Habibie Batalkan Negosiasi ketika Tempo Dibredel

BJ Habibie
Manado (Tempo Interaktif) - Kepergian B.J. Habibie ke Jepang untuk bernegosiasi dengan pemerintah Jepang akhirnya batal ketika mendengar majalah Tempo diberedel.

Habibie, yang kala itu sedang bernegosiasi, mendapatkan telepon dari Parni Hadi yang melaporkan pemberedelan tersebut. Ketika itu, Parni meminta Habibie melakukan sesuatu.

"Saya diminta Parni Hadi melakukan sesuatu, katanya kasihan adik-adik di Tempo," kata Habibie ketika menerima penghargaan Medali Emas Kemerdekaan Pers di Manado, Sulawesi Utara, Jumat malam, 8 Februari 2013.

Parni Hadi saat itu adalah wartawan Kantor Berita ANTARA dan Pemimpin Umum/Pemimpin Redaksi Harian Umum Republika, serta Sekretaris Jenderal Persatuan Wartawan Indonesia (PWI) Pusat. Menurut Habibie, Parni adalah satu-satunya wartawan yang memiliki akses langsung dengannya.

Habibie langsung menyetop negosiasi dan terbang kembali ke Jakarta. Dia menelepon ajudan Soeharto agar diatur waktu untuk bertemu secepatnya.

Dalam pertemuan dengan Soeharto, disampaikan bahwa keputusan pemberedelan tidak mungkin dicabut. Tapi Habibie berhasil meyakinkan Soeharto agar dikeluarkan SIUPP baru pengganti Tempo, yaitu Gatra.

"Banyak saksi yang mengetahui hal ini, silakan untuk mengecek kebenaran informasinya. Banyak saksi-saksi masih hidup dan dapat ditanyai," kata Habibie.

Cover story majalah Tempo 7 Juni 1994 mengkritik pembelian 39 kapal perang bekas dari Jerman Timur.

Pemberitaan berfokus pada harga pembelian yang diperdebatkan oleh Menteri Riset dan Teknologi B.J. Habibie dan Menteri Keuangan Marie Muhammad. Utamanya, besaran harga dari US$ 12,7 juta menjadi US$ 1,1 miliar.

Potongan Data.
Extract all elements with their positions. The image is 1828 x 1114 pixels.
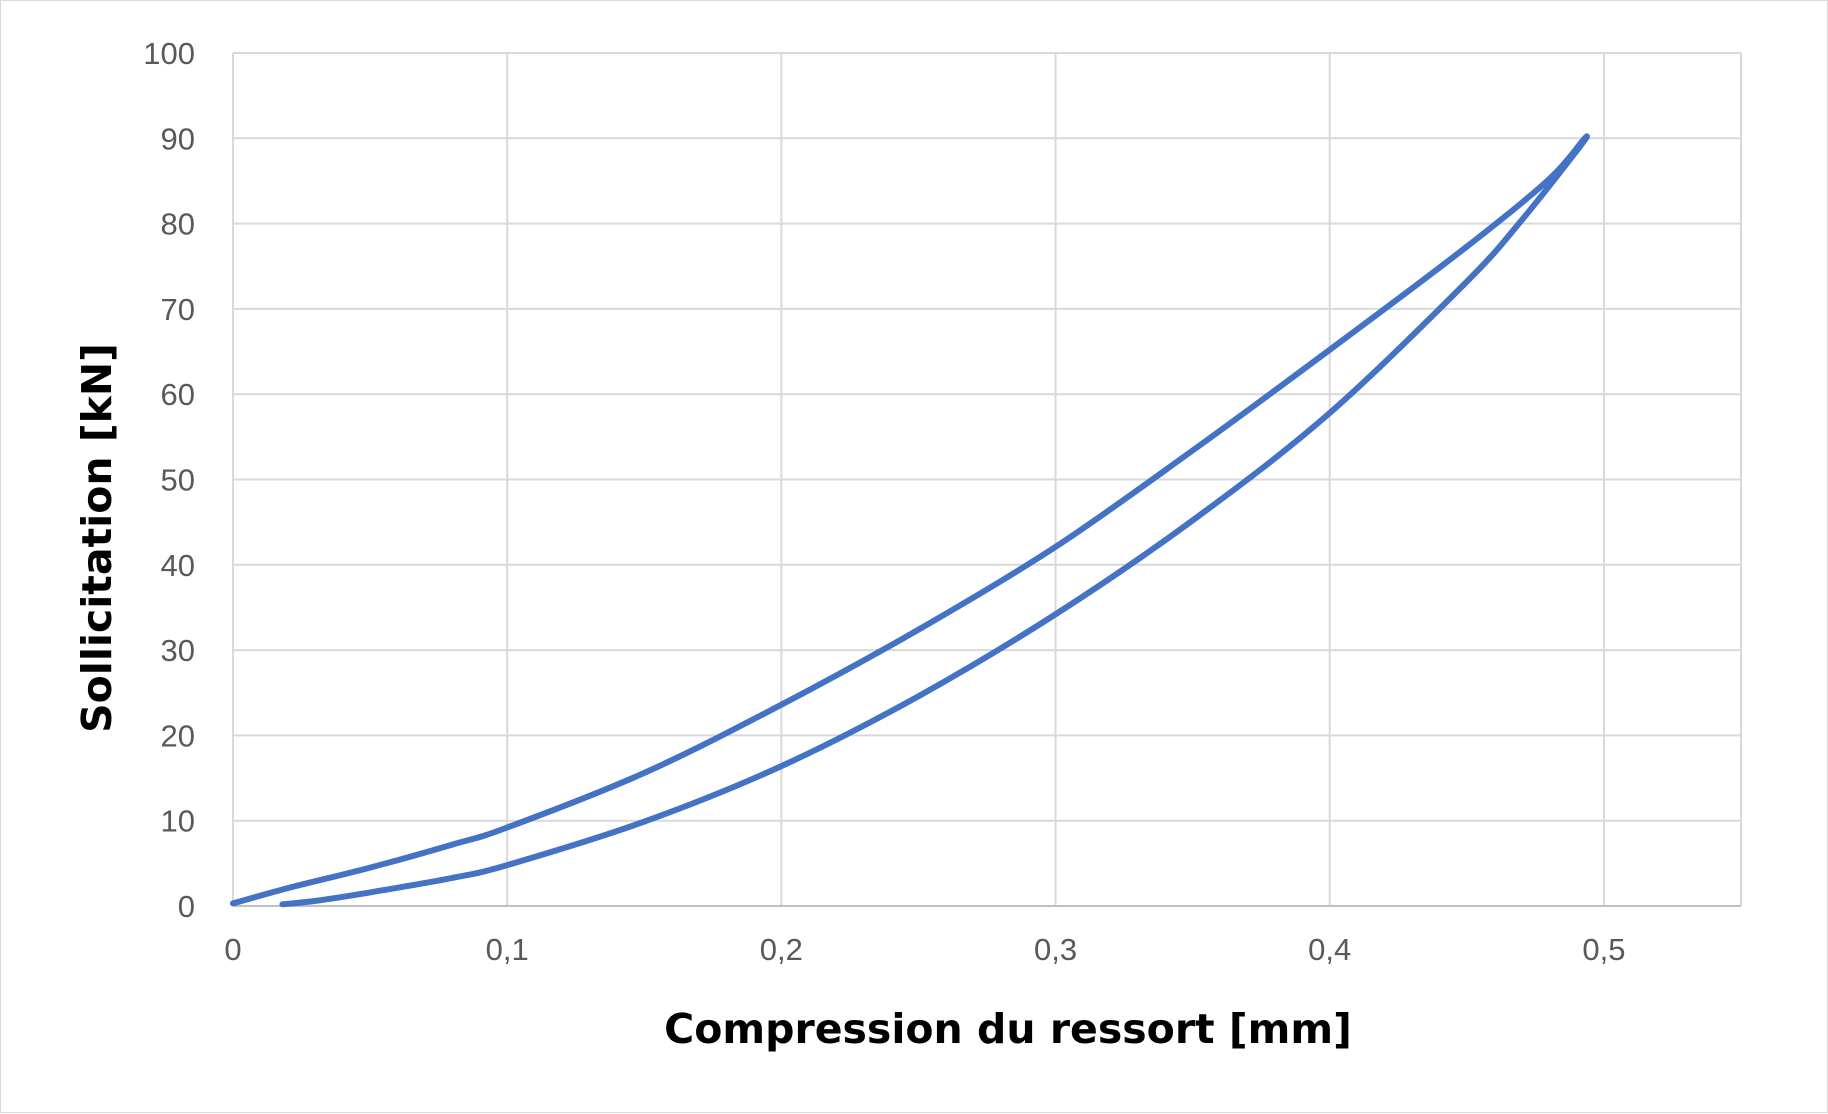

Tantangan. Berdasarkan kutipan dokumen tentang Habibie dan pemberedelan Tempo, jelaskan dalam satu sampai tiga kalimat mengapa Habibie menghentikan negosiasinya dengan pemerintah Jepang.

Jawaban Latihan. Habibie menghentikan negosiasi karena menerima telepon dari Parni Hadi yang melaporkan bahwa majalah Tempo diberedel. Parni memintanya melakukan sesuatu karena "kasihan adik-adik di Tempo". Habibie pun terbang kembali ke Jakarta dan meminta ajudan Soeharto mengatur pertemuan secepatnya.